• **Do this**: Return all lines in the material below that contain "children".

• **Provided records**:

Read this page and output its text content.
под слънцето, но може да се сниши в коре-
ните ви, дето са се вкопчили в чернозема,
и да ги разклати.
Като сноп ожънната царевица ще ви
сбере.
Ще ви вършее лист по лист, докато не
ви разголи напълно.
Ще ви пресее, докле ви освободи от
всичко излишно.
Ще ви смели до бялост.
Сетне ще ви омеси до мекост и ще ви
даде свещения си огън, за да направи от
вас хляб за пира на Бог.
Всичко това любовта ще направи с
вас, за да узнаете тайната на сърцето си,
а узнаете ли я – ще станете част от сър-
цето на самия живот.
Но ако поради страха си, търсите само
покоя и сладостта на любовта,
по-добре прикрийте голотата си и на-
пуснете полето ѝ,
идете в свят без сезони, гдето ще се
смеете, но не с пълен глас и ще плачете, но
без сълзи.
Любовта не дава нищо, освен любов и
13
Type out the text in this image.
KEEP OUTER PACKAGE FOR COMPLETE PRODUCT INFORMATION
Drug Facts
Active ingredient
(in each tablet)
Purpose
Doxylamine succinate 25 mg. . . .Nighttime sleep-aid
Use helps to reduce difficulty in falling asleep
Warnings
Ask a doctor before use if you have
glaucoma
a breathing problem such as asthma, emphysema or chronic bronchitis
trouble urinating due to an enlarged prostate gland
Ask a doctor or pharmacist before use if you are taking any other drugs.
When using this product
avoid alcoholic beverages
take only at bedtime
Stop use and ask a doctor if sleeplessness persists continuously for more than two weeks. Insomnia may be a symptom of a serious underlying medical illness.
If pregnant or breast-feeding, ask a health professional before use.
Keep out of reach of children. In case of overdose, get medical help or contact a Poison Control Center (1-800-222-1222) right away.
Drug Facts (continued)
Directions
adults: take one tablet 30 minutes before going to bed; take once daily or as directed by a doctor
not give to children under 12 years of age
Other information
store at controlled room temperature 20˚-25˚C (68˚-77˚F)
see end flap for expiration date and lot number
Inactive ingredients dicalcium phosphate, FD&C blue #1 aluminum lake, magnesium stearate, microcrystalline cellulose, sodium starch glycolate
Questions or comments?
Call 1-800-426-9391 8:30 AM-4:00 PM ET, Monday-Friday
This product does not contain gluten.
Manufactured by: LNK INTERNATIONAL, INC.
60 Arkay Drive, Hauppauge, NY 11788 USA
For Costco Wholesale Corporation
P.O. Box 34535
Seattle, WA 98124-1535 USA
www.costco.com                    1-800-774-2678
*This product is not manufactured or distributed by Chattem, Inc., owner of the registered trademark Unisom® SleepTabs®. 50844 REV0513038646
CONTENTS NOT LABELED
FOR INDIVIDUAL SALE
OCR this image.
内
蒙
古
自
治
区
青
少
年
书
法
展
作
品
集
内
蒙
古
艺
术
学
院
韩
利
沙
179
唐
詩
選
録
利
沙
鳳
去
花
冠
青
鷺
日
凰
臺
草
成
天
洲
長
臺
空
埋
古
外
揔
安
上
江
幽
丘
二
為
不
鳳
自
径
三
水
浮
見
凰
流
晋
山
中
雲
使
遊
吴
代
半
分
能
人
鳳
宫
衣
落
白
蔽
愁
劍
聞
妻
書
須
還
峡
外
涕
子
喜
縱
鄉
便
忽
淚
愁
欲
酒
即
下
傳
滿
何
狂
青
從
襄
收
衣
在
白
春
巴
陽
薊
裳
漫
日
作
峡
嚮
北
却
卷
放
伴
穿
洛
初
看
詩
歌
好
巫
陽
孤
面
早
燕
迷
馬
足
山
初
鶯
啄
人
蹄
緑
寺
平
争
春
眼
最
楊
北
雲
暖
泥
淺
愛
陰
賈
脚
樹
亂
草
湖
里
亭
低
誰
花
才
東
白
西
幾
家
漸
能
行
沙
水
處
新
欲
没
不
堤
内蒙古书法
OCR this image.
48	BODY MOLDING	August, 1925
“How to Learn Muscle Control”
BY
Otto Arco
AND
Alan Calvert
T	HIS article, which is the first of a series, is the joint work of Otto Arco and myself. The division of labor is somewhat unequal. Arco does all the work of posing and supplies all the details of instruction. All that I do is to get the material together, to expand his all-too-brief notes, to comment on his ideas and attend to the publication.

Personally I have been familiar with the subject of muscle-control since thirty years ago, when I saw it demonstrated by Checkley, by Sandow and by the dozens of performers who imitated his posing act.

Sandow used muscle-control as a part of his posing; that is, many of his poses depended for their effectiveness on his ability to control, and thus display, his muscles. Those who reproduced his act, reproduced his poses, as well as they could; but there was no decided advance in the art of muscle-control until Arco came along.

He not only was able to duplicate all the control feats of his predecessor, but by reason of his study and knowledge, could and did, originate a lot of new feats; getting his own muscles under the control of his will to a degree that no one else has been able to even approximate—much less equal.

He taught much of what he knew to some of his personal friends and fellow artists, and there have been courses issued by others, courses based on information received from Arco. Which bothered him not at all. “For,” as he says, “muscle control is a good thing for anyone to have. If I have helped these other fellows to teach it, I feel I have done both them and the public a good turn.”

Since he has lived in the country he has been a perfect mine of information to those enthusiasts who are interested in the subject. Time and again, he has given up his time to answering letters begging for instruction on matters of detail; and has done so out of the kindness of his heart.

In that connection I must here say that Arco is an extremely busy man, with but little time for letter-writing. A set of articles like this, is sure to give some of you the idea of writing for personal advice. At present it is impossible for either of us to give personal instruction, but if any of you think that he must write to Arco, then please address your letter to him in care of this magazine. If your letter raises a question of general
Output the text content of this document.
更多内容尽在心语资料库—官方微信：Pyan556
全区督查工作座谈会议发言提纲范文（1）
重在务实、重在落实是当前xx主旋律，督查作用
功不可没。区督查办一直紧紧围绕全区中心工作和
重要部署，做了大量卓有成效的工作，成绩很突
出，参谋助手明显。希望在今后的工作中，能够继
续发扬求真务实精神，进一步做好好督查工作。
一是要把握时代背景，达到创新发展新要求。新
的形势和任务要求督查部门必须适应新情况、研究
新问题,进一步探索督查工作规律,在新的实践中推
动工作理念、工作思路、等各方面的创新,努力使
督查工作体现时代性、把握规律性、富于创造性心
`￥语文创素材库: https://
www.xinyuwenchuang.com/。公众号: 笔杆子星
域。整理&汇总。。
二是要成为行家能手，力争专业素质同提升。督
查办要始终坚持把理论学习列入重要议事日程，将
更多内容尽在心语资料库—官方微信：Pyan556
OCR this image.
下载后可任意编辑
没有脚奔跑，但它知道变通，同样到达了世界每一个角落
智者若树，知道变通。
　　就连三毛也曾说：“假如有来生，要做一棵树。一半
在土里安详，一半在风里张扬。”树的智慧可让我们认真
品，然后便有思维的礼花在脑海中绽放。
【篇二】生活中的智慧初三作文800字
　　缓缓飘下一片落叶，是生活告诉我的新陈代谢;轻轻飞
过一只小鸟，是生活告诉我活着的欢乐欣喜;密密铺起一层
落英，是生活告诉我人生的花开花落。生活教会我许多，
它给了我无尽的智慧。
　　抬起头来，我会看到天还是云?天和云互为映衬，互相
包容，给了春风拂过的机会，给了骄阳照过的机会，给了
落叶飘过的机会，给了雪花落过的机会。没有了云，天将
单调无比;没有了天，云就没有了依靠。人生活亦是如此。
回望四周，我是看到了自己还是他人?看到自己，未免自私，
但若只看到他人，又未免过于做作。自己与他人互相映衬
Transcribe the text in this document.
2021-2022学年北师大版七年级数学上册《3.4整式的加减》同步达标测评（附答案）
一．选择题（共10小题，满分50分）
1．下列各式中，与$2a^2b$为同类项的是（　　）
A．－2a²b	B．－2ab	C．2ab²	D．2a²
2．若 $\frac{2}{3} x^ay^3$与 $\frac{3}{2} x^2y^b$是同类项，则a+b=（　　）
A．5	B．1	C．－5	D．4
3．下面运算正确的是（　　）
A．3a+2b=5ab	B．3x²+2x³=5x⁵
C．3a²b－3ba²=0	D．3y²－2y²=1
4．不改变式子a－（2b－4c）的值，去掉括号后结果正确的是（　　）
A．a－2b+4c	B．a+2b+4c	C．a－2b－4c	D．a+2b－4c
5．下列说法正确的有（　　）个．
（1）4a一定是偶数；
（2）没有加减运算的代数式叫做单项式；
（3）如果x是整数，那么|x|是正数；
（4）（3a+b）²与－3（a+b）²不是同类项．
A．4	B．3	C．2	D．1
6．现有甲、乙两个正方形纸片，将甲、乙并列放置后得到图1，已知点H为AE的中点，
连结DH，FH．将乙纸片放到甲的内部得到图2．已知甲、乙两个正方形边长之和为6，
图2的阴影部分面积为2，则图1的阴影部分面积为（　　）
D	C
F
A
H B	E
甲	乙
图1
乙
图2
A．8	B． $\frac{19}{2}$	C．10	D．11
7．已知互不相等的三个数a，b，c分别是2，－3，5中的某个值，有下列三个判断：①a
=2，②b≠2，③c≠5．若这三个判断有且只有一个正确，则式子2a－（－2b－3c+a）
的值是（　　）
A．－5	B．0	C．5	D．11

• **Result**:
Keep out of reach of children. In case of overdose, get medical help or contact a Poison Control Center (1-800-222-1222) right away.
not give to children under 12 years of age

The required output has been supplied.